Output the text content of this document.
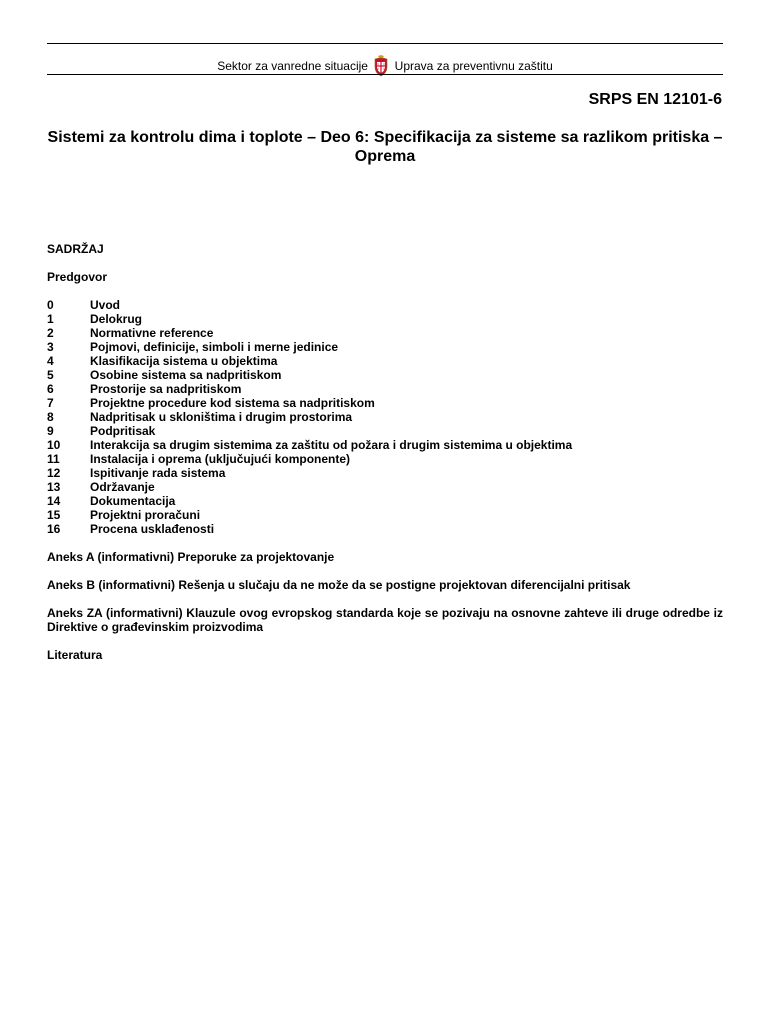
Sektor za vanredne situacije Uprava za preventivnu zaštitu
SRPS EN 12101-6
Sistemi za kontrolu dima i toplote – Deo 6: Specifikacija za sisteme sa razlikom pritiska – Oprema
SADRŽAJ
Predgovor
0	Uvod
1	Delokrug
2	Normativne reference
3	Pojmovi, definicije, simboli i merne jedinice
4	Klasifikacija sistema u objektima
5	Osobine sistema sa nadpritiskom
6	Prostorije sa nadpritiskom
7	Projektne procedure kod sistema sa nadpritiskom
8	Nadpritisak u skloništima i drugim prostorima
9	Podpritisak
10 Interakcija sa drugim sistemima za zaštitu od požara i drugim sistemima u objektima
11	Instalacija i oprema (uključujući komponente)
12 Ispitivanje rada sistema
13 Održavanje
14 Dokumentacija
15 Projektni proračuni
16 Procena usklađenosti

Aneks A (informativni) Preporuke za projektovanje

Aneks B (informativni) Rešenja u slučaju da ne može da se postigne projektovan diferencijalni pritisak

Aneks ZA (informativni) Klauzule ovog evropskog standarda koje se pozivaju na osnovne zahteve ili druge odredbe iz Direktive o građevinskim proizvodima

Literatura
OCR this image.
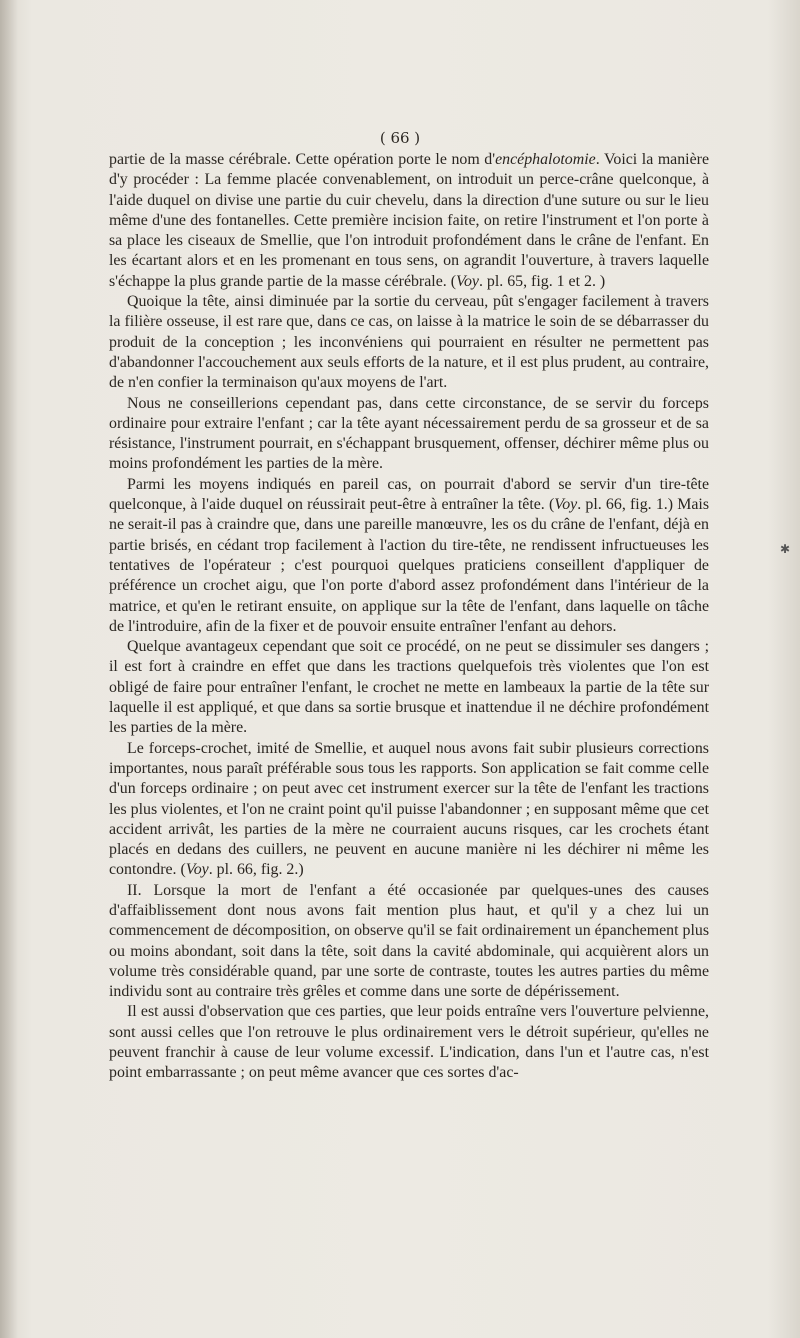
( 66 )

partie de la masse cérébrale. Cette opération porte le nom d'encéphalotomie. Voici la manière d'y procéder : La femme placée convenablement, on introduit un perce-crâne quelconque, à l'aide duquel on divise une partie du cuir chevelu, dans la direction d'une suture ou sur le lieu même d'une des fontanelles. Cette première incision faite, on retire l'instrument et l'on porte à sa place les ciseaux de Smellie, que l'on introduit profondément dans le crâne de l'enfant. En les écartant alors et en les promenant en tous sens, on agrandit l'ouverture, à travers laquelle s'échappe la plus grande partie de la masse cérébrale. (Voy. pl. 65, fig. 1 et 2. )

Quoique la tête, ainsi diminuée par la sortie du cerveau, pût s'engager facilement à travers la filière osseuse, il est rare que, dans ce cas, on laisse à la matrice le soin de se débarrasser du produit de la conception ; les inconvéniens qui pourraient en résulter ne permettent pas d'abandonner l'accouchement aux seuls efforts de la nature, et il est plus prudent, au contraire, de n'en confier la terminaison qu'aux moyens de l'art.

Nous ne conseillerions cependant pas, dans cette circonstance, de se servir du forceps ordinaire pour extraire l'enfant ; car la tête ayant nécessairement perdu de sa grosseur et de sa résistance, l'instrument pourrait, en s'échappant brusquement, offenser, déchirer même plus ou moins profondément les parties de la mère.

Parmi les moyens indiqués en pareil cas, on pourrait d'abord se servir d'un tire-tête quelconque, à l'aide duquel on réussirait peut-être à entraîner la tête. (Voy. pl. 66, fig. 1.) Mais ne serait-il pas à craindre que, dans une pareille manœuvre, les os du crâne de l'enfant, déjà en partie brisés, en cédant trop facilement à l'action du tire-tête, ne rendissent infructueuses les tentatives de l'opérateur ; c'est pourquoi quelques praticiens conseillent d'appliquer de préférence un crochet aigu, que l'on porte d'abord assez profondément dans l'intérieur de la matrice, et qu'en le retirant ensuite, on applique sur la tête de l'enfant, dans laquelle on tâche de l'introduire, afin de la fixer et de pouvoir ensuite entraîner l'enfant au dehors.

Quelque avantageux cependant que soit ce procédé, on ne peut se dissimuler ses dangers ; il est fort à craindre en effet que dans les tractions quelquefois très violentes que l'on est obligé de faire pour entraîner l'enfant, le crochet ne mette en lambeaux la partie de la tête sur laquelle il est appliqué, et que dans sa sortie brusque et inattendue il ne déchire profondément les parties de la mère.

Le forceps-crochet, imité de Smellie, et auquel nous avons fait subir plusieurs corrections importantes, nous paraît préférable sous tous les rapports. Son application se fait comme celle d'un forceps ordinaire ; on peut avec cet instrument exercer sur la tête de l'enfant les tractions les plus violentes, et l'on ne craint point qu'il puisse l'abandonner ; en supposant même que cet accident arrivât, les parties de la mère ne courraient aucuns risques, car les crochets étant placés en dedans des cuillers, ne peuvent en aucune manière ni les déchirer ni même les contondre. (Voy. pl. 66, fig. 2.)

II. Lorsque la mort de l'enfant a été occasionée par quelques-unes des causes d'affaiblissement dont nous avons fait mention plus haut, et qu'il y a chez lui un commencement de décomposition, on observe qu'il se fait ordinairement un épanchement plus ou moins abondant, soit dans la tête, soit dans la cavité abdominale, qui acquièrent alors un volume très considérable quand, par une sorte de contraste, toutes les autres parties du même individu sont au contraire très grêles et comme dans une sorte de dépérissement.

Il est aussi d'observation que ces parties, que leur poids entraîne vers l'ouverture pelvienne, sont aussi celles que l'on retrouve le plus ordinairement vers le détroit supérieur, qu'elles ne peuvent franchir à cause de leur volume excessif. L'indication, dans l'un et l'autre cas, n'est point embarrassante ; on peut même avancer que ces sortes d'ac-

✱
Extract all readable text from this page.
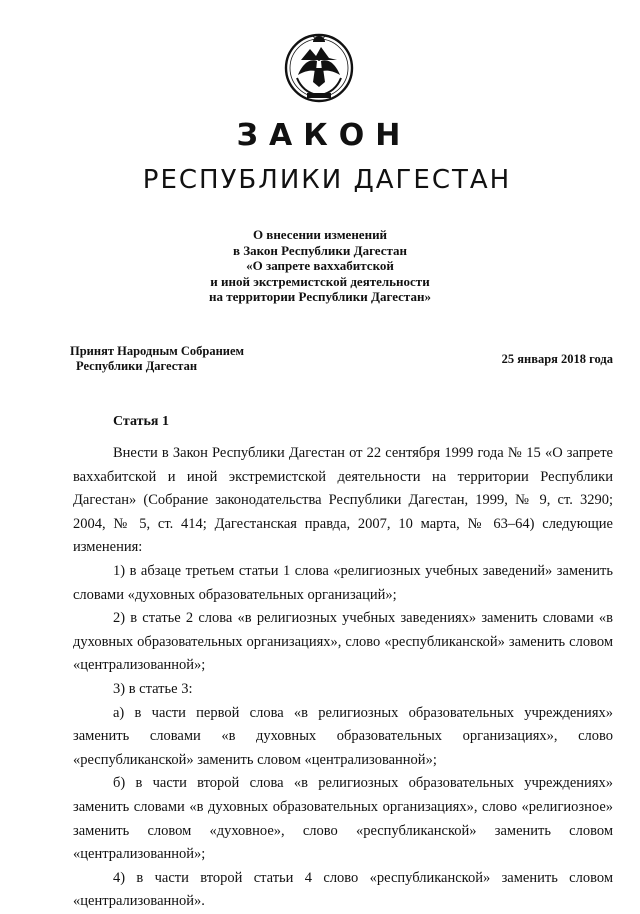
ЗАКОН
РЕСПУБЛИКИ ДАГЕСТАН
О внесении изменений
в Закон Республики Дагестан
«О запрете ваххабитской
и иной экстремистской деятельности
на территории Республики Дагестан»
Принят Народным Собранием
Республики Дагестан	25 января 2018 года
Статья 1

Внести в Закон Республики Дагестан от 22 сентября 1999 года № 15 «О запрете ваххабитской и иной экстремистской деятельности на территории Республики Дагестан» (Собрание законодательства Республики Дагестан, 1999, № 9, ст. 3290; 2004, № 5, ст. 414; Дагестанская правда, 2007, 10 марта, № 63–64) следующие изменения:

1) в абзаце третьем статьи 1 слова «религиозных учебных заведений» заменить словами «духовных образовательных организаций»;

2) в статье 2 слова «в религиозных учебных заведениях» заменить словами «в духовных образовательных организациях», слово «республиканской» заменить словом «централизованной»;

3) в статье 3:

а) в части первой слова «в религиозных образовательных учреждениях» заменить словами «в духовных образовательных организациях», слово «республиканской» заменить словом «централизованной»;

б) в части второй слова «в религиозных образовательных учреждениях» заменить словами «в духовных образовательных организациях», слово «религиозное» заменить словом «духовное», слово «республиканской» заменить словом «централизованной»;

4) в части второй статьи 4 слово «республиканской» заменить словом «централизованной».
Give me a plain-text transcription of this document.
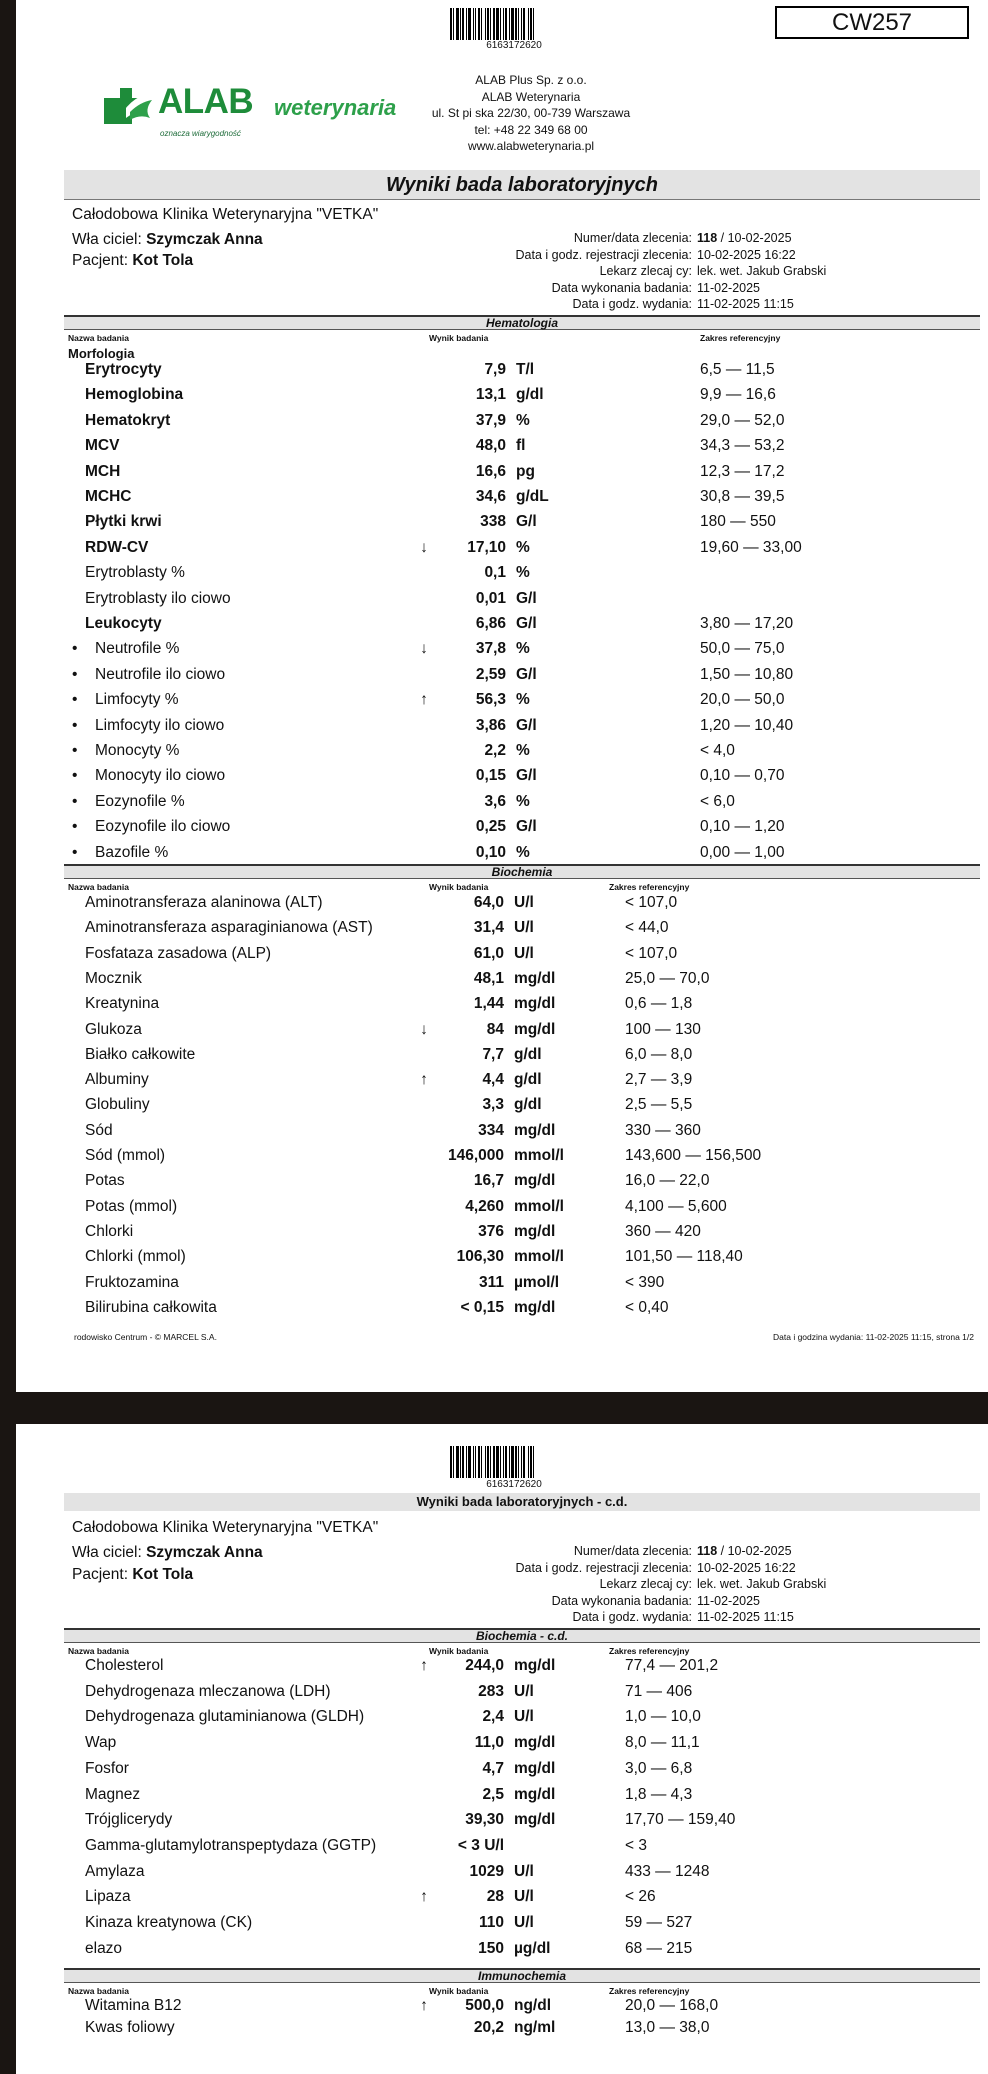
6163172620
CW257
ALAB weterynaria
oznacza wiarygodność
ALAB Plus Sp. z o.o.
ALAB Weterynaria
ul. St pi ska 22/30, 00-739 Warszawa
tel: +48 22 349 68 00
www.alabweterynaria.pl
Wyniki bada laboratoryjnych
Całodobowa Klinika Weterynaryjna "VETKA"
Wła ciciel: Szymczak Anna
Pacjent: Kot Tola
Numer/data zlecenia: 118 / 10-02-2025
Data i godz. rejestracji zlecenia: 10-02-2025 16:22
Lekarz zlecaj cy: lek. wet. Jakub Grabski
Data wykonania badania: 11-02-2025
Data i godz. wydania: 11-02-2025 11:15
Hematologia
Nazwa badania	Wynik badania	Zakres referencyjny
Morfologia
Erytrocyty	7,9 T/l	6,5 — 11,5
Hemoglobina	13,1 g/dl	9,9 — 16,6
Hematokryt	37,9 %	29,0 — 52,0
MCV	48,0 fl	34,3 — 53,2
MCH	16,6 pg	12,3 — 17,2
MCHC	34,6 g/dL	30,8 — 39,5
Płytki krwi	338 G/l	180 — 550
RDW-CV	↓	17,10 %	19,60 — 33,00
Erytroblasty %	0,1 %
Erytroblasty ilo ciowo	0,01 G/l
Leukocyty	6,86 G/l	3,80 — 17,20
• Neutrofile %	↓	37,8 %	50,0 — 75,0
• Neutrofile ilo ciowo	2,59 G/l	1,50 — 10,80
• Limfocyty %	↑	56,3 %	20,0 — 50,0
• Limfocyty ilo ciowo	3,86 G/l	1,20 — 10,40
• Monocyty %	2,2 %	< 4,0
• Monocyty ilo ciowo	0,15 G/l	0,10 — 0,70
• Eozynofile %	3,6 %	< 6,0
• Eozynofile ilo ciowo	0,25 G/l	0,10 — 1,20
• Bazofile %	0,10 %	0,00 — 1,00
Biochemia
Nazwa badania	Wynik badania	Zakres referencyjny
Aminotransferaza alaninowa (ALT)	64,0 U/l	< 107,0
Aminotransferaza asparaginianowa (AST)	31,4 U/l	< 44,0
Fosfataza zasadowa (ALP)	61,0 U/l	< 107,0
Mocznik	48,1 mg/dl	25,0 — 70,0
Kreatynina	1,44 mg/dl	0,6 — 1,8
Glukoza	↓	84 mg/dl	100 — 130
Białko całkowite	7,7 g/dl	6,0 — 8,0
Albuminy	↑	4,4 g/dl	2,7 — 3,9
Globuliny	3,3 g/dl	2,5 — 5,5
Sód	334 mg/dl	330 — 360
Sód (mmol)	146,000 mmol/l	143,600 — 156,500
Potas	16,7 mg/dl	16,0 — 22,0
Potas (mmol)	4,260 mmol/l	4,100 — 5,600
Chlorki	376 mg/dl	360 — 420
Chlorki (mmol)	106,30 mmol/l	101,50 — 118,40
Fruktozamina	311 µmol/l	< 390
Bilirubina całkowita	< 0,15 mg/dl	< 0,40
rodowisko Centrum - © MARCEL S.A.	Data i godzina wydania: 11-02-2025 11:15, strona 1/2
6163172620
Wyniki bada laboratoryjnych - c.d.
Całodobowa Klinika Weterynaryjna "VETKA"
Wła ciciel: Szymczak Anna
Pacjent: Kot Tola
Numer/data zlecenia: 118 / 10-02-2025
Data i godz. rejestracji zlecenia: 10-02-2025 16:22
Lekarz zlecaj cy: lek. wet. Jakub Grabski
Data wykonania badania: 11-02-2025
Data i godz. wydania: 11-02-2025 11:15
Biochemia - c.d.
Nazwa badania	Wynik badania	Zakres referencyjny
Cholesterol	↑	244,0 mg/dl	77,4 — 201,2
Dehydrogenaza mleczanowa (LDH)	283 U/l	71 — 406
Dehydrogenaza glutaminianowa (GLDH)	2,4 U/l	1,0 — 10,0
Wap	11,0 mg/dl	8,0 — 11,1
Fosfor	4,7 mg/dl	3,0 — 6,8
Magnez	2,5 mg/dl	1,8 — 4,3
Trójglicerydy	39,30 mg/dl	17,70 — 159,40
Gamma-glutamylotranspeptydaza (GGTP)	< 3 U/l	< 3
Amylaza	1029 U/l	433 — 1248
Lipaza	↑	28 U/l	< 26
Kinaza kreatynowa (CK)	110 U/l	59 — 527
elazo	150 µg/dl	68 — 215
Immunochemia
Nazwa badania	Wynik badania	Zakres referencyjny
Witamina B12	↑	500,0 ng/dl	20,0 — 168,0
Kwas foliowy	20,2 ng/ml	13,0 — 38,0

WHAT THIS TASK INVOLVES
Gather from the records above every line containing the string "Dehydrogenaza".

RESPONSE BELOW
Dehydrogenaza mleczanowa (LDH)	283 U/l	71 — 406
Dehydrogenaza glutaminianowa (GLDH)	2,4 U/l	1,0 — 10,0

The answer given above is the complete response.